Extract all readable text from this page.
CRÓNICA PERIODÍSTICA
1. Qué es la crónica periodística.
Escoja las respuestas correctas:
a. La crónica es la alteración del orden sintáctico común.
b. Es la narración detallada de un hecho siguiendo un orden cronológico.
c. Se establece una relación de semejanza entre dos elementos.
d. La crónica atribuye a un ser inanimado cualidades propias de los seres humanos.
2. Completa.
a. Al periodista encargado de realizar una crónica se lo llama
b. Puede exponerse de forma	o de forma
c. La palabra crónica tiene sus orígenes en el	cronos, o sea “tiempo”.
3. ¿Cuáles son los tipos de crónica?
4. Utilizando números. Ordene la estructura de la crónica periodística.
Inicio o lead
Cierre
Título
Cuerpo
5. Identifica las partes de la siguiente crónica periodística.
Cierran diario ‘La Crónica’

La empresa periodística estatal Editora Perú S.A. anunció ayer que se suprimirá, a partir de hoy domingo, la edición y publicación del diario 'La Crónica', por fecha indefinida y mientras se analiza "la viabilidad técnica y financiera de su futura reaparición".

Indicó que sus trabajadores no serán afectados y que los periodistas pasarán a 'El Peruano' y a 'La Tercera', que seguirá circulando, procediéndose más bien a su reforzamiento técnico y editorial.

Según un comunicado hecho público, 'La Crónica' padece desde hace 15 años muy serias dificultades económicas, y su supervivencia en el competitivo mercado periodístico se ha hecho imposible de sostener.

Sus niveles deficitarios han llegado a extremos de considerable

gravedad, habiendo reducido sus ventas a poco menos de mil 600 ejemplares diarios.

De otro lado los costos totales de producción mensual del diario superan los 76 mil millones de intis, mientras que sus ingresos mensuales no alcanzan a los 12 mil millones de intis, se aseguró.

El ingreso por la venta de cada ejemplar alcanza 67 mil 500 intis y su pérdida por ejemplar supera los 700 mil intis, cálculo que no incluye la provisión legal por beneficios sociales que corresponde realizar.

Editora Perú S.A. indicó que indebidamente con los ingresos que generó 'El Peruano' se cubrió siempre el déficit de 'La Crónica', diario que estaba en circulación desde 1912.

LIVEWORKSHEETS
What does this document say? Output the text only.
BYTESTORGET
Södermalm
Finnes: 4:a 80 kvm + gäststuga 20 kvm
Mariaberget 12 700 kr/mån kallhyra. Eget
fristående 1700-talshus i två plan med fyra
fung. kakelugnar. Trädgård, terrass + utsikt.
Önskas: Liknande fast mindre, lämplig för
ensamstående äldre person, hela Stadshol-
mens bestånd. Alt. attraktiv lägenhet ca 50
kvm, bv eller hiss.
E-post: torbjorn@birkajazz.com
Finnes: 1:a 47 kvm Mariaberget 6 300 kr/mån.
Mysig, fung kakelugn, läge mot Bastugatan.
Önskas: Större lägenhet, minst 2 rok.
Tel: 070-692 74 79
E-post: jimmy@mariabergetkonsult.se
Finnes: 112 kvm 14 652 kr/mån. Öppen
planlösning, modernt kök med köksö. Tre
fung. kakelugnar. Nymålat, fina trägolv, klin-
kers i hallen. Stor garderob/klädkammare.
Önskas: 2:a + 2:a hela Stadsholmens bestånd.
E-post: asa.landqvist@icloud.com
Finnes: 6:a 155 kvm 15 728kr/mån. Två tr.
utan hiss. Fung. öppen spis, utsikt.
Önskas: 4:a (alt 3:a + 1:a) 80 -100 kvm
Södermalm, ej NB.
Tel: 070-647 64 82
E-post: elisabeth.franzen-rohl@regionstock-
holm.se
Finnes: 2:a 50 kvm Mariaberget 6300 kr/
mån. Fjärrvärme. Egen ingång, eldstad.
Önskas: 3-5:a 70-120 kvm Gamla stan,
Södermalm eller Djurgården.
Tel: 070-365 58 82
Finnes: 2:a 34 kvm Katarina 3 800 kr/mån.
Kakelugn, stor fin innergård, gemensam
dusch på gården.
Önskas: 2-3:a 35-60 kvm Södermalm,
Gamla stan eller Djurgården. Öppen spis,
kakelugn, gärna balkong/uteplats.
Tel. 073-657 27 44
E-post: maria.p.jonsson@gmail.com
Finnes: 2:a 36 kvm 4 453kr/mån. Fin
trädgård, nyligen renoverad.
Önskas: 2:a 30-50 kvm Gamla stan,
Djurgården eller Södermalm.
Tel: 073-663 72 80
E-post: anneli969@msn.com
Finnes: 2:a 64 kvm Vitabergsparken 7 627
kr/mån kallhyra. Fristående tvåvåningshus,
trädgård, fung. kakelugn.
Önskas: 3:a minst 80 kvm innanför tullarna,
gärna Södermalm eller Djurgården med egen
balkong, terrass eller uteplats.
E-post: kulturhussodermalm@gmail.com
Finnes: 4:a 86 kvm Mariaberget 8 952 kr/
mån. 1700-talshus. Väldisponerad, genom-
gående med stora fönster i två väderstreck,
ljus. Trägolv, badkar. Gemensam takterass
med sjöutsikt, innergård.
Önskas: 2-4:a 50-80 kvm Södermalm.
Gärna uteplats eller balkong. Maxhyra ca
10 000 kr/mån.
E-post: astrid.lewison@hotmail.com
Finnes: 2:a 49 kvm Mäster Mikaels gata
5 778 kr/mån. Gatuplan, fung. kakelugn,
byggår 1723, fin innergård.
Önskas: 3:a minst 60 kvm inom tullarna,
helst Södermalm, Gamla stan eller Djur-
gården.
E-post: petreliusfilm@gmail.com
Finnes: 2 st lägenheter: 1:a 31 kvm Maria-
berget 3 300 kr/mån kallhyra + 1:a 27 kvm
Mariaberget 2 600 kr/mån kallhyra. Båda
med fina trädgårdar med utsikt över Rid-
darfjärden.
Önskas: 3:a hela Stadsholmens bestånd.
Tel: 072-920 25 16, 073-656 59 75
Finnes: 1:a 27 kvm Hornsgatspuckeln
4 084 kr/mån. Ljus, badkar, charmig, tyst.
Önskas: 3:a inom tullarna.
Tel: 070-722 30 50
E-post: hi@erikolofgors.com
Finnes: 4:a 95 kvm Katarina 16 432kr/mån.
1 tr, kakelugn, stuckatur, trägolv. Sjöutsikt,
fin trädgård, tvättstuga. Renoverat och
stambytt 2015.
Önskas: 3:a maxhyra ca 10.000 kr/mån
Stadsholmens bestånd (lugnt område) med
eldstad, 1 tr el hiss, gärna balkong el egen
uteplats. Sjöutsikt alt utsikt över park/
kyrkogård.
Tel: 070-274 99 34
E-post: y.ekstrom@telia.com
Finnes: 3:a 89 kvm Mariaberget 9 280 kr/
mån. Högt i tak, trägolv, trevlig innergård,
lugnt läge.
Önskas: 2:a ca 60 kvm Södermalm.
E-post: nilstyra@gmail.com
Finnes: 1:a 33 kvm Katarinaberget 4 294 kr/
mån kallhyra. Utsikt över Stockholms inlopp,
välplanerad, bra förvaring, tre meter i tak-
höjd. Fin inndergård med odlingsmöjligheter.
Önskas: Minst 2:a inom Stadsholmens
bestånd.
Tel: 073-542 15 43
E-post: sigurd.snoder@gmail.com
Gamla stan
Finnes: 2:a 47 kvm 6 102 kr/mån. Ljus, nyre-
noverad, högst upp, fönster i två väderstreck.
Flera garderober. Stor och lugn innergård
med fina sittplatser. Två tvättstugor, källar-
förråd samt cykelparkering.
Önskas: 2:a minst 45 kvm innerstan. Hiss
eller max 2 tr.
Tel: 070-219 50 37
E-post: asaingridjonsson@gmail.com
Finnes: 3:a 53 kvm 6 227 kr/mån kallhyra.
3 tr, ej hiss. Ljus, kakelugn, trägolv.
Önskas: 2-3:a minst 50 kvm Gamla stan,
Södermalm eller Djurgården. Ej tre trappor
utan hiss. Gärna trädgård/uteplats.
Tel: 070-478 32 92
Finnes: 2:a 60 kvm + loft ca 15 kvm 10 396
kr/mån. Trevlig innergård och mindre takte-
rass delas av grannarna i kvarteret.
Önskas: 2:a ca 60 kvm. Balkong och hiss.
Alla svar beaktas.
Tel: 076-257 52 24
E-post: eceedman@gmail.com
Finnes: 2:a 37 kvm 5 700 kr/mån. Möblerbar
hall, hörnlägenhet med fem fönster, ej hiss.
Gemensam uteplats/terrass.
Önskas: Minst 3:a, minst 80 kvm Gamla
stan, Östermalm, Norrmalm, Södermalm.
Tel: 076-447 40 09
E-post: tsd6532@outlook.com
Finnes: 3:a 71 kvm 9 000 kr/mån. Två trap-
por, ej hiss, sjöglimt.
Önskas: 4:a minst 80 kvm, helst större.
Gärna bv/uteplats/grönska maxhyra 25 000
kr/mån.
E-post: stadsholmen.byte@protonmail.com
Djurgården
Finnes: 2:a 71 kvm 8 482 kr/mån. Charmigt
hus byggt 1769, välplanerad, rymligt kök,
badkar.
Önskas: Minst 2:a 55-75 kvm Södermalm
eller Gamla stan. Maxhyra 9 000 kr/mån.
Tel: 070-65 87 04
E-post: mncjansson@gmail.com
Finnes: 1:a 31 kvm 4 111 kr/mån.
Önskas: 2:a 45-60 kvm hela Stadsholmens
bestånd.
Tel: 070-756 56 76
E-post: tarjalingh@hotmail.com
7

● ● ● ●

**AIM OF THE TASK**
If the word "Editora" is on a line above, return that line.

**RESPONSE BOX**
La empresa periodística estatal Editora Perú S.A. anunció ayer que se suprimirá, a partir de hoy domingo, la edición y publicación del diario 'La Crónica', por fecha indefinida y mientras se analiza "la viabilidad técnica y financiera de su futura reaparición".
Editora Perú S.A. indicó que indebidamente con los ingresos que generó 'El Peruano' se cubrió siempre el déficit de 'La Crónica', diario que estaba en circulación desde 1912.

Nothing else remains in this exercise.